Any picture among the records should be left out, please; retype the rest exactly.

## Records from a dataset
Begin

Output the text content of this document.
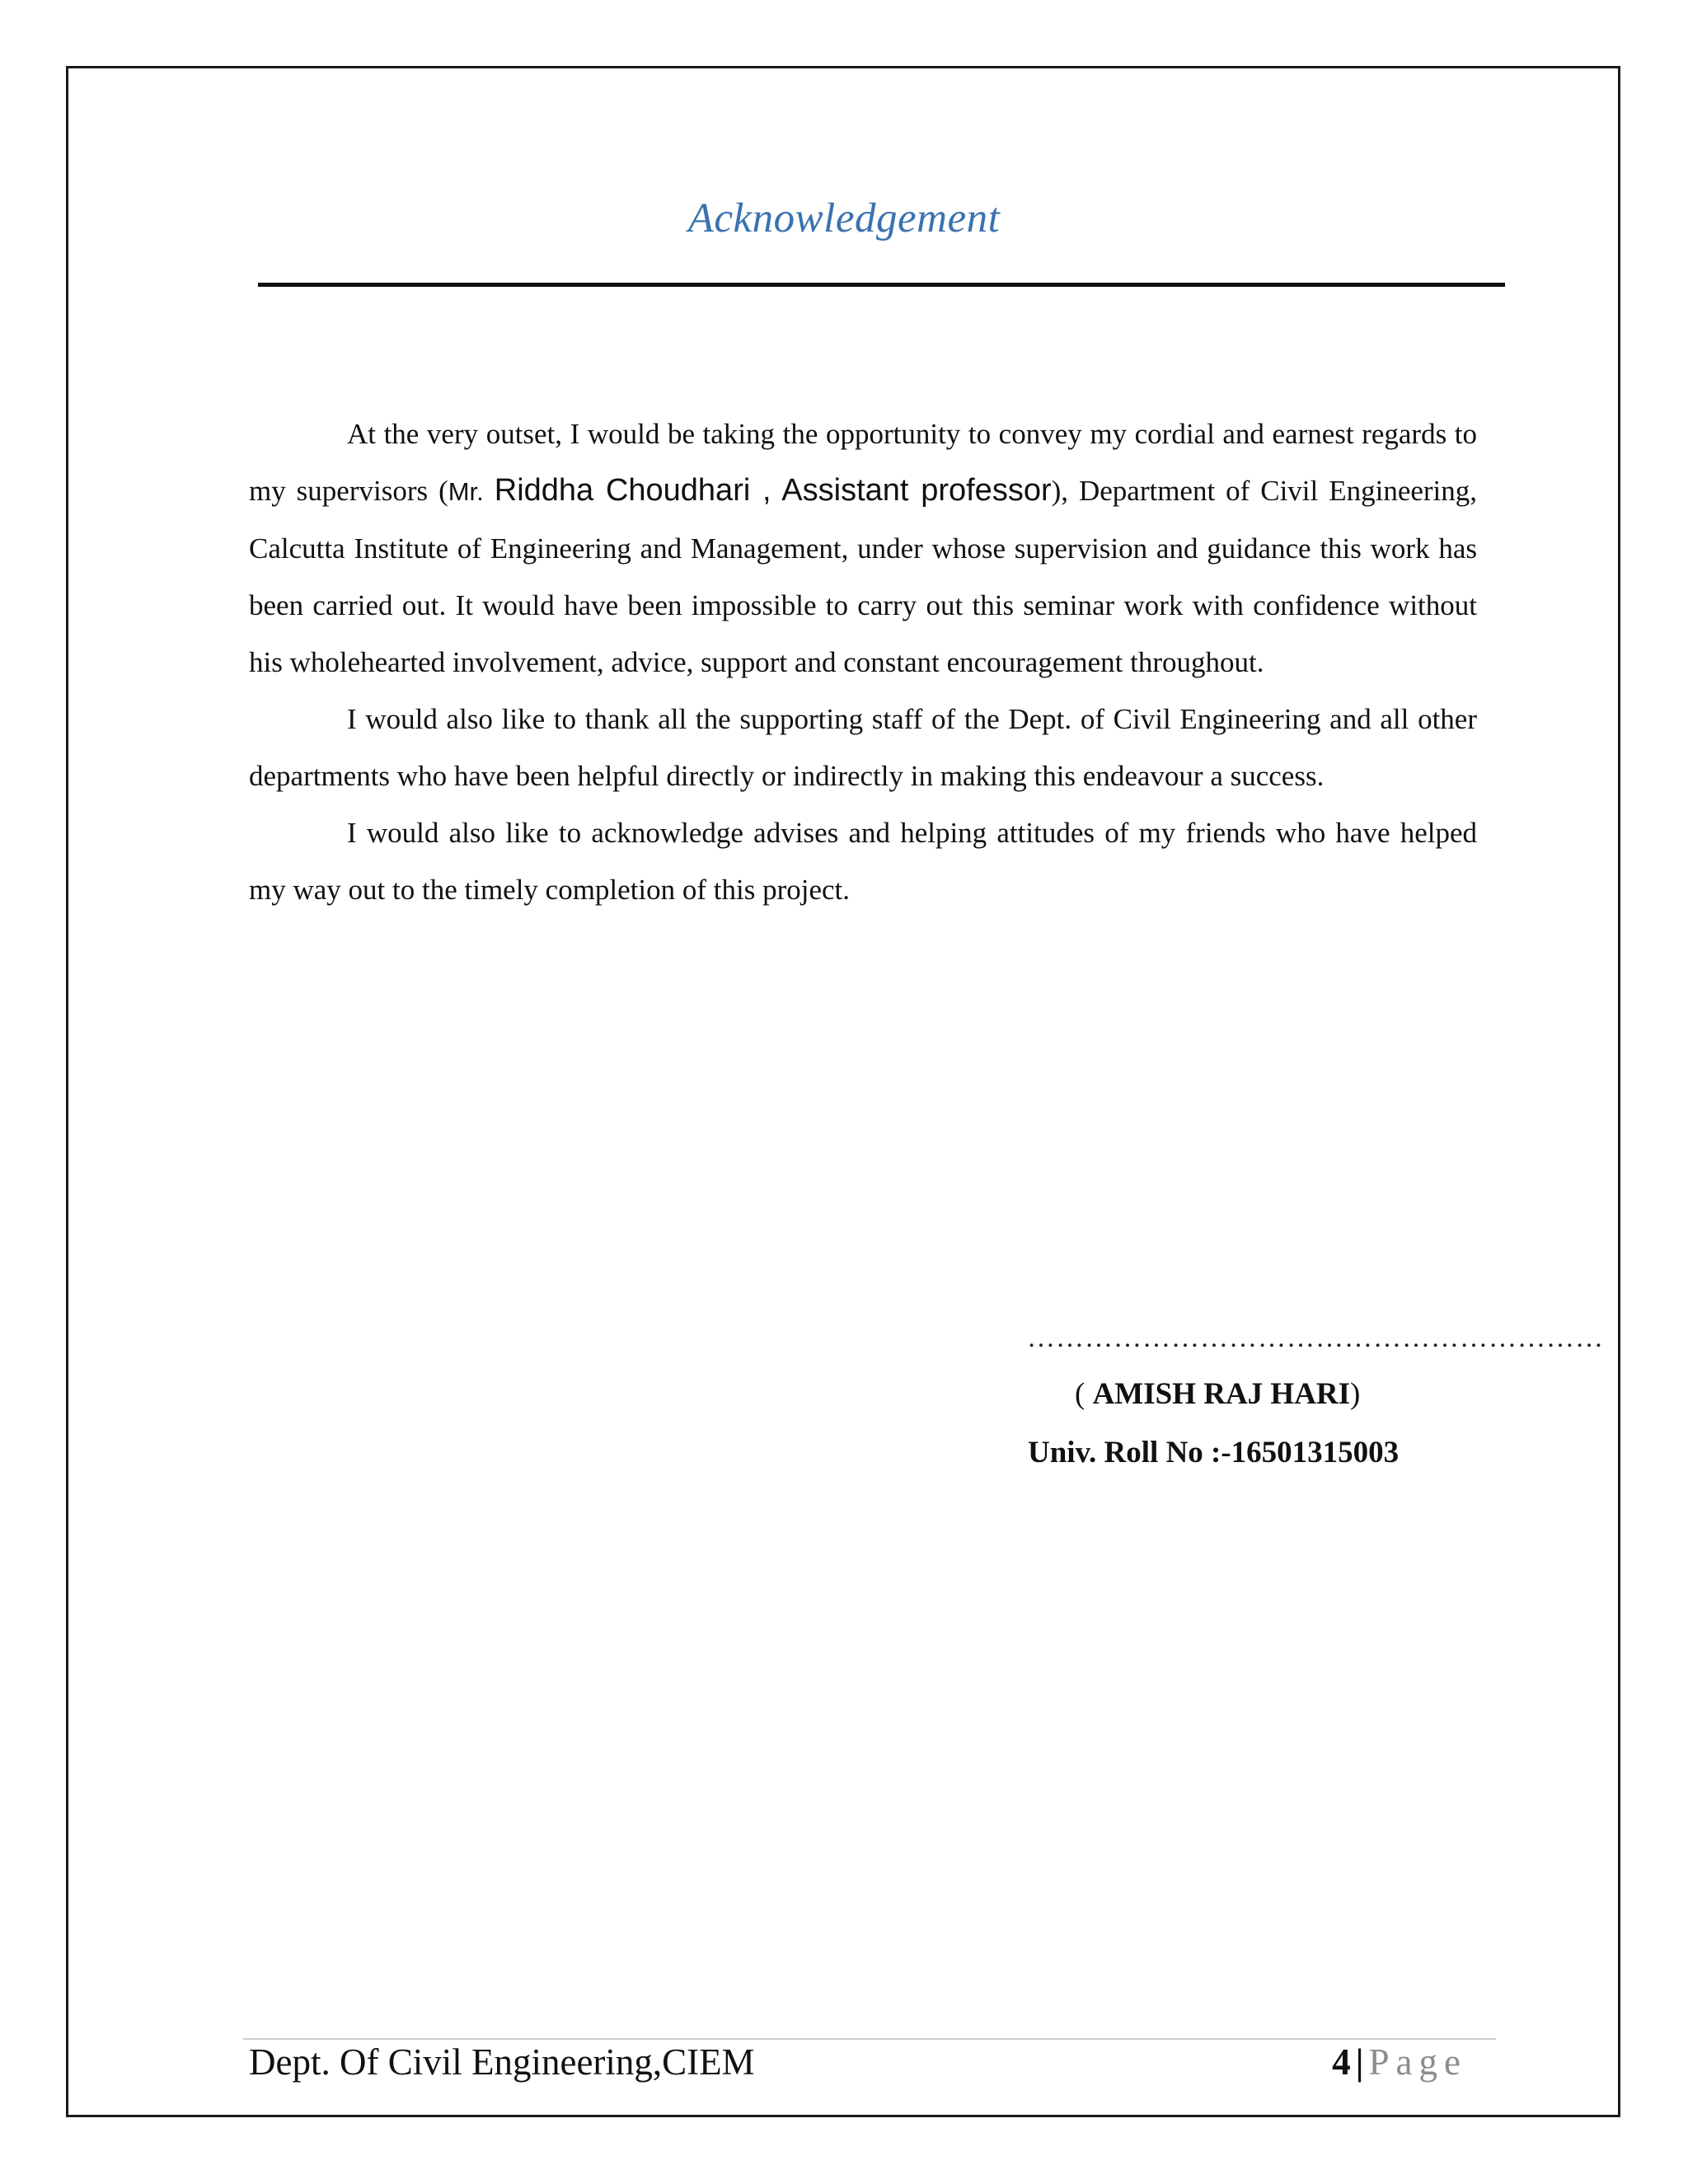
Acknowledgement

At the very outset, I would be taking the opportunity to convey my cordial and earnest regards to my supervisors (Mr. Riddha Choudhari , Assistant professor), Department of Civil Engineering, Calcutta Institute of Engineering and Management, under whose supervision and guidance this work has been carried out. It would have been impossible to carry out this seminar work with confidence without his wholehearted involvement, advice, support and constant encouragement throughout.

I would also like to thank all the supporting staff of the Dept. of Civil Engineering and all other departments who have been helpful directly or indirectly in making this endeavour a success.

I would also like to acknowledge advises and helping attitudes of my friends who have helped my way out to the timely completion of this project.

……………………………………………………
( AMISH RAJ HARI)
Univ. Roll No :-16501315003
Dept. Of Civil Engineering,CIEM	4 | Page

End

## EXPECTED ANSWER
Output the text content of this document.
Acknowledgement

At the very outset, I would be taking the opportunity to convey my cordial and earnest regards to my supervisors (Mr. Riddha Choudhari , Assistant professor), Department of Civil Engineering, Calcutta Institute of Engineering and Management, under whose supervision and guidance this work has been carried out. It would have been impossible to carry out this seminar work with confidence without his wholehearted involvement, advice, support and constant encouragement throughout.

I would also like to thank all the supporting staff of the Dept. of Civil Engineering and all other departments who have been helpful directly or indirectly in making this endeavour a success.

I would also like to acknowledge advises and helping attitudes of my friends who have helped my way out to the timely completion of this project.

……………………………………………………
( AMISH RAJ HARI)
Univ. Roll No :-16501315003
Dept. Of Civil Engineering,CIEM	4 | Page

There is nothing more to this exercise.